What you are asked to do: Output all entries verbatim. Skip pictures.

Data for the task:

-- -- --

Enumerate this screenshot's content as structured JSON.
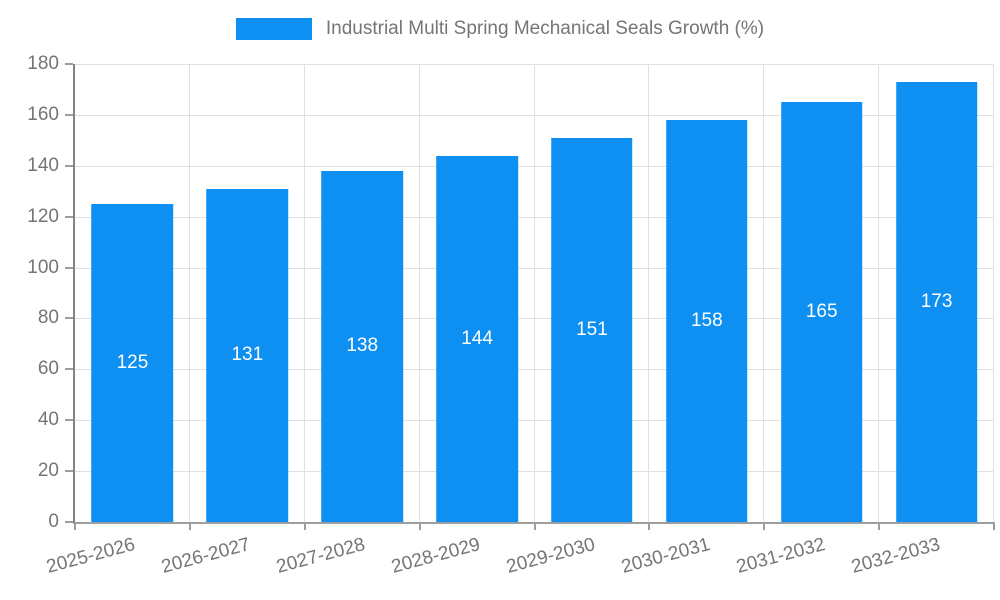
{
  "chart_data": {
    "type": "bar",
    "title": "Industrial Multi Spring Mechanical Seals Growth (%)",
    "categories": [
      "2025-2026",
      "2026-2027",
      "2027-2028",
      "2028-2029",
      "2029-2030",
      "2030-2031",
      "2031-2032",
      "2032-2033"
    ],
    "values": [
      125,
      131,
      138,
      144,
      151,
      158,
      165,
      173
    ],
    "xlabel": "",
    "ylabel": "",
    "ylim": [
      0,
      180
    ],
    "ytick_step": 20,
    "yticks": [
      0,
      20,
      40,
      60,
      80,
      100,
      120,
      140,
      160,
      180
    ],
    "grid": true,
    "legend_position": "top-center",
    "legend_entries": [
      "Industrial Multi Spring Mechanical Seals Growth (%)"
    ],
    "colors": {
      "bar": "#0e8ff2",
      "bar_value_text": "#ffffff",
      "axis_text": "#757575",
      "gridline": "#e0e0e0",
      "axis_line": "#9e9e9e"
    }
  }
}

-- -- --

Task solution:
Enumerate this screenshot's content as structured JSON.
{
  "chart_data": {
    "type": "bar",
    "title": "Industrial Multi Spring Mechanical Seals Growth (%)",
    "categories": [
      "2025-2026",
      "2026-2027",
      "2027-2028",
      "2028-2029",
      "2029-2030",
      "2030-2031",
      "2031-2032",
      "2032-2033"
    ],
    "values": [
      125,
      131,
      138,
      144,
      151,
      158,
      165,
      173
    ],
    "xlabel": "",
    "ylabel": "",
    "ylim": [
      0,
      180
    ],
    "ytick_step": 20,
    "yticks": [
      0,
      20,
      40,
      60,
      80,
      100,
      120,
      140,
      160,
      180
    ],
    "grid": true,
    "legend_position": "top-center",
    "legend_entries": [
      "Industrial Multi Spring Mechanical Seals Growth (%)"
    ],
    "colors": {
      "bar": "#0e8ff2",
      "bar_value_text": "#ffffff",
      "axis_text": "#757575",
      "gridline": "#e0e0e0",
      "axis_line": "#9e9e9e"
    }
  }
}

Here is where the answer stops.